- _STATED PROBLEM_
Gather up the lines with the word "Tributária" in them.

====

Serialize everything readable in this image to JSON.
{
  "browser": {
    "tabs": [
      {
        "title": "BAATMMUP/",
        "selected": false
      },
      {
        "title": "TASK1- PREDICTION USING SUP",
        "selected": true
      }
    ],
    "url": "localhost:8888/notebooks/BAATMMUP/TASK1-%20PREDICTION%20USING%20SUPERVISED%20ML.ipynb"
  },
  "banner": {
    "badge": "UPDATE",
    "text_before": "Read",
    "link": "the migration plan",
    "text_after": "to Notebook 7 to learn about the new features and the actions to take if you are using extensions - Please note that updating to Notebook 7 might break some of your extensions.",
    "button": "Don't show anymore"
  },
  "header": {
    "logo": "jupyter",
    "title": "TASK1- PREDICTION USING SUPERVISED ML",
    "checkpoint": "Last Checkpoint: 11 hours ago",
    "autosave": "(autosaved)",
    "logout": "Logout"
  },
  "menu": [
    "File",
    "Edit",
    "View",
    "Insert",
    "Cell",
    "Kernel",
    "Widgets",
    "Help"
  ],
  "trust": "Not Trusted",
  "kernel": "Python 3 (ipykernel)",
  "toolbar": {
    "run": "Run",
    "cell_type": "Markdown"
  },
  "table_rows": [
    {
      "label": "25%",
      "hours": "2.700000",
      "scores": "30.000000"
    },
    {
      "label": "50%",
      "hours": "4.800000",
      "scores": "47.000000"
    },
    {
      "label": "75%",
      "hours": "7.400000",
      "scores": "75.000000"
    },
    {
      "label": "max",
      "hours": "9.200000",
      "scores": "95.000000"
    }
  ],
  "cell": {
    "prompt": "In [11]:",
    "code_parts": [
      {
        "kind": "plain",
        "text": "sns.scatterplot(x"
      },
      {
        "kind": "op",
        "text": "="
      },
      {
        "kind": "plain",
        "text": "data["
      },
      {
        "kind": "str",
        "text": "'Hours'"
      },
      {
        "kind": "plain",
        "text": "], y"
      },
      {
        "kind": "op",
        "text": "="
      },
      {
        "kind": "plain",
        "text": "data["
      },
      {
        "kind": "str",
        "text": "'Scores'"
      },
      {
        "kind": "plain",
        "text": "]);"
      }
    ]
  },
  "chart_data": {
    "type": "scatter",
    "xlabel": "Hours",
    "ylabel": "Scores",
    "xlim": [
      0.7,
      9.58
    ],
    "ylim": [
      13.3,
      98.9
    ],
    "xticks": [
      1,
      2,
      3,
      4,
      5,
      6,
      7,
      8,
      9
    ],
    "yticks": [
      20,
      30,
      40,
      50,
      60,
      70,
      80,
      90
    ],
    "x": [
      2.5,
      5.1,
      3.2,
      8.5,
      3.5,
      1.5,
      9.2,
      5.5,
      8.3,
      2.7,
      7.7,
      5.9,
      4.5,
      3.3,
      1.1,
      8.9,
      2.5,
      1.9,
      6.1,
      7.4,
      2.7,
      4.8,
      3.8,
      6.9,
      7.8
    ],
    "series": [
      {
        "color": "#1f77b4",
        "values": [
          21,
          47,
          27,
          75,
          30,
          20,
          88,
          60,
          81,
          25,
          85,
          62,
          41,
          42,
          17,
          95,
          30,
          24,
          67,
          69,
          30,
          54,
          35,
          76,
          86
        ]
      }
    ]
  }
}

====

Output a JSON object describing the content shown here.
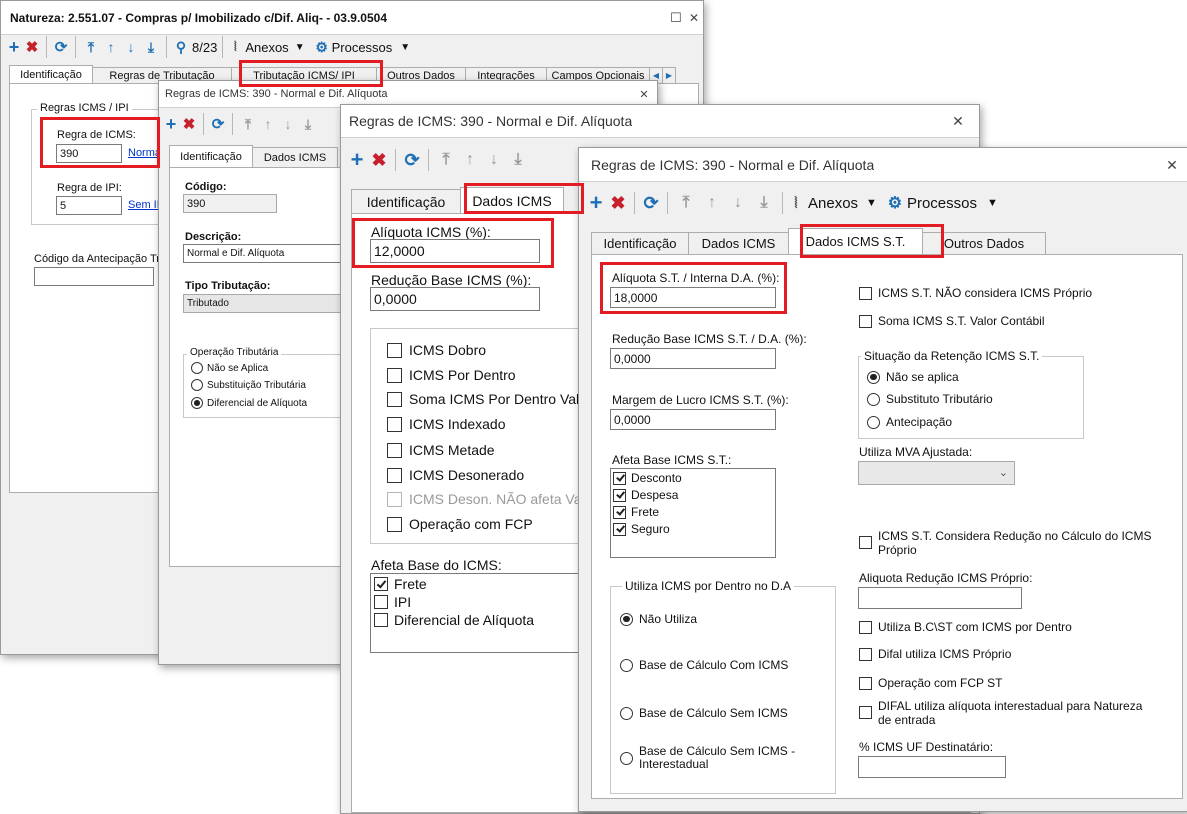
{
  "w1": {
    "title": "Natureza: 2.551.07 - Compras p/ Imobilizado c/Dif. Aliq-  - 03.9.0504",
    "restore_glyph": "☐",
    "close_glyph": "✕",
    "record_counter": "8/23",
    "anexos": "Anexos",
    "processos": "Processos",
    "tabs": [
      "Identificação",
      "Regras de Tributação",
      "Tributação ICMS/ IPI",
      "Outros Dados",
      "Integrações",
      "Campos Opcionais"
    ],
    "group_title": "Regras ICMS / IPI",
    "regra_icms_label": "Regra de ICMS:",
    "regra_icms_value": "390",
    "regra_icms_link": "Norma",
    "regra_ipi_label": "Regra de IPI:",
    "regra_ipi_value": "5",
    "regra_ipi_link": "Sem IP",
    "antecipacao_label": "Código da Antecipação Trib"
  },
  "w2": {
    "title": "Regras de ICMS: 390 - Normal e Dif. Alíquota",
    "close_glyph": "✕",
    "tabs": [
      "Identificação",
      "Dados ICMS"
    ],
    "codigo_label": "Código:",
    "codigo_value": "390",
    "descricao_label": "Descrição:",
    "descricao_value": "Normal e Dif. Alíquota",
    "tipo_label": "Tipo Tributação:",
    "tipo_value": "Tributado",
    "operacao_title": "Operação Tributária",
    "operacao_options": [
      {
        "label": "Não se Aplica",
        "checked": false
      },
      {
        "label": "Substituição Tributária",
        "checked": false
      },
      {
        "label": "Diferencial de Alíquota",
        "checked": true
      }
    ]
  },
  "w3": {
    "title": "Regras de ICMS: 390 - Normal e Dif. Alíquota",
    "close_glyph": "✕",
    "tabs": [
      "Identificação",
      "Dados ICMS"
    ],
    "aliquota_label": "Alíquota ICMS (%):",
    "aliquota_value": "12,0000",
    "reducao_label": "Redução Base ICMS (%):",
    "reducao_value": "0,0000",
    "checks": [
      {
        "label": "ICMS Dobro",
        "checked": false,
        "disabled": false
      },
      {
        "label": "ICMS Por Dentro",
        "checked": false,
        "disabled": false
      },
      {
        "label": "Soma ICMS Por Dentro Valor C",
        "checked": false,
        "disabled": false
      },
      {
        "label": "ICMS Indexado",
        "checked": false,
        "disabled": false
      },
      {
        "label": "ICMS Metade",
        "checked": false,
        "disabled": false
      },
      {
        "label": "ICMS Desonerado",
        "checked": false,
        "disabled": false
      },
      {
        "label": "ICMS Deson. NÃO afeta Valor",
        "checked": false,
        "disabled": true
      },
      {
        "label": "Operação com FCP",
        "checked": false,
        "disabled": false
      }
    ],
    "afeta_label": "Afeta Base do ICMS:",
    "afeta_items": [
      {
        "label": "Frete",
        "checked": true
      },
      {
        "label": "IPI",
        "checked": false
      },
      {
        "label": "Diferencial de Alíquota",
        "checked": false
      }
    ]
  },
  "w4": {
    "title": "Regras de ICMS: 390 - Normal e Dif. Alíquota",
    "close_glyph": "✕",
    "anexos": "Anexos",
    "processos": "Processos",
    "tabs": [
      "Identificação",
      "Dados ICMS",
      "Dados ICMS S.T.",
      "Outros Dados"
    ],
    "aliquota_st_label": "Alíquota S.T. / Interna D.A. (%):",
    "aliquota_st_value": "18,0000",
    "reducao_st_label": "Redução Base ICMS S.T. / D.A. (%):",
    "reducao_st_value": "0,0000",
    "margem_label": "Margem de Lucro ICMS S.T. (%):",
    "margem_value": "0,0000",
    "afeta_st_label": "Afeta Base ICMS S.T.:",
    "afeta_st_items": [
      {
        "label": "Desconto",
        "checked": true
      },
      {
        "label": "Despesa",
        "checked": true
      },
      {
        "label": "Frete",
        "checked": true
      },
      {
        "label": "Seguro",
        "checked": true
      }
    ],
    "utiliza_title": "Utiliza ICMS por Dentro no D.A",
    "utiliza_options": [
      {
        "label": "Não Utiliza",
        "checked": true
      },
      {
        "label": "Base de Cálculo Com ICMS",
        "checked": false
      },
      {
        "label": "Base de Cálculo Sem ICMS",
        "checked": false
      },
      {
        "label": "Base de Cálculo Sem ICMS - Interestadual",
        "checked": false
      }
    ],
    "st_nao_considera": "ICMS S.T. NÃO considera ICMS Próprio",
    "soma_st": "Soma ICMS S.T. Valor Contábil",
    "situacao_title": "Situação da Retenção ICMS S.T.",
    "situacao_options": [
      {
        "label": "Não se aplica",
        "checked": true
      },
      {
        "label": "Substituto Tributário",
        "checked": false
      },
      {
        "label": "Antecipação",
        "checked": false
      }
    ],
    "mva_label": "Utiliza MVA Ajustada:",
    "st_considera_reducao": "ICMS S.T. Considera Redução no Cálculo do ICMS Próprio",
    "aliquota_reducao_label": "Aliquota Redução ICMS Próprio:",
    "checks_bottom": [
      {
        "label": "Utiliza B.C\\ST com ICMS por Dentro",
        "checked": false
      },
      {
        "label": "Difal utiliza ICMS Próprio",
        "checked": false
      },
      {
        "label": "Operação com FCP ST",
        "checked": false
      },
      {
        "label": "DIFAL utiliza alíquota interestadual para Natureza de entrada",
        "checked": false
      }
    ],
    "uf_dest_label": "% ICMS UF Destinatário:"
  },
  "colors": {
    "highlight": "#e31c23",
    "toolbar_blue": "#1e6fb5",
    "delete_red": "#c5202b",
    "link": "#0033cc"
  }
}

====

- _WORKED SOLUTION_
    "operacao_title": "Operação Tributária",
        "label": "Substituição Tributária",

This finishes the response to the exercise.